* START *

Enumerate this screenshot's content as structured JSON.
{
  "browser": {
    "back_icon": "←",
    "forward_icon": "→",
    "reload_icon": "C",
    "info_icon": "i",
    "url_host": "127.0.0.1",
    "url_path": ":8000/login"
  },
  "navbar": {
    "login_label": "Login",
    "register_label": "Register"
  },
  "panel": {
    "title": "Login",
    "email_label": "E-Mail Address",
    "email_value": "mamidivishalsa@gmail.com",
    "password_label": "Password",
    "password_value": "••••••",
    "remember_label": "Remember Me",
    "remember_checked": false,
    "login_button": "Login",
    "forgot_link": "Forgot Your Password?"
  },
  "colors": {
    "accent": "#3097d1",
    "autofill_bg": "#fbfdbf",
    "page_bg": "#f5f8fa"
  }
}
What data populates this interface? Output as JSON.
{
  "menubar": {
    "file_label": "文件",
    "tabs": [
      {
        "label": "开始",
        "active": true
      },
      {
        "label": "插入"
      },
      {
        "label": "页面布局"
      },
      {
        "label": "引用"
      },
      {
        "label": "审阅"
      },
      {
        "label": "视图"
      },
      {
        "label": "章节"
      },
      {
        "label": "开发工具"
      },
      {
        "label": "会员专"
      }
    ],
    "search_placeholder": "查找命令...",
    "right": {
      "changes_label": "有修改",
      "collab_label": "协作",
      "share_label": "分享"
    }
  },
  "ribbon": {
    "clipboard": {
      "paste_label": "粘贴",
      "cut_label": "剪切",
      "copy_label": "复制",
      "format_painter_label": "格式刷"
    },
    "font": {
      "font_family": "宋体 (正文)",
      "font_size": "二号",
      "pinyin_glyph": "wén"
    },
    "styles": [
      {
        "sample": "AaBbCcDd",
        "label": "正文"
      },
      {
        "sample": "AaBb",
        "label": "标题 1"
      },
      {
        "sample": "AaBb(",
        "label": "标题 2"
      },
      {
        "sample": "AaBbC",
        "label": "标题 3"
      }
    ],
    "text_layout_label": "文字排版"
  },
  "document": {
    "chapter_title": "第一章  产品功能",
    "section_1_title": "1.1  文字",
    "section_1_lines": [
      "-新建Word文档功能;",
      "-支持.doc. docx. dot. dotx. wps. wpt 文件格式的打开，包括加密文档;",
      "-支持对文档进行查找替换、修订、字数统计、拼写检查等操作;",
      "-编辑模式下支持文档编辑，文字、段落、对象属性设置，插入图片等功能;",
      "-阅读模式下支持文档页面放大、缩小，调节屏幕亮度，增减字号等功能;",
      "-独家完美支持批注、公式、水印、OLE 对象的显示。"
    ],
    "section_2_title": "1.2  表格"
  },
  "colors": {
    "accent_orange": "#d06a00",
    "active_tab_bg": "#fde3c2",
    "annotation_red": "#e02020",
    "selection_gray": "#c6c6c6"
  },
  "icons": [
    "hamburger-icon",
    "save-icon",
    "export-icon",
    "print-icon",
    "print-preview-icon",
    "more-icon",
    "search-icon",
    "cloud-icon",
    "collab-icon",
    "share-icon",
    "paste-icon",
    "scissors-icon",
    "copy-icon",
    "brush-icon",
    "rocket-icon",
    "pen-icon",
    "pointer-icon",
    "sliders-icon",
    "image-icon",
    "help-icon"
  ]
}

* END *

*REQUEST*. Which lines hold the string "sample"? List them all.

*SOLVED PROBLEM*.
        "sample": "AaBbCcDd",
        "sample": "AaBb",
        "sample": "AaBb(",
        "sample": "AaBbC",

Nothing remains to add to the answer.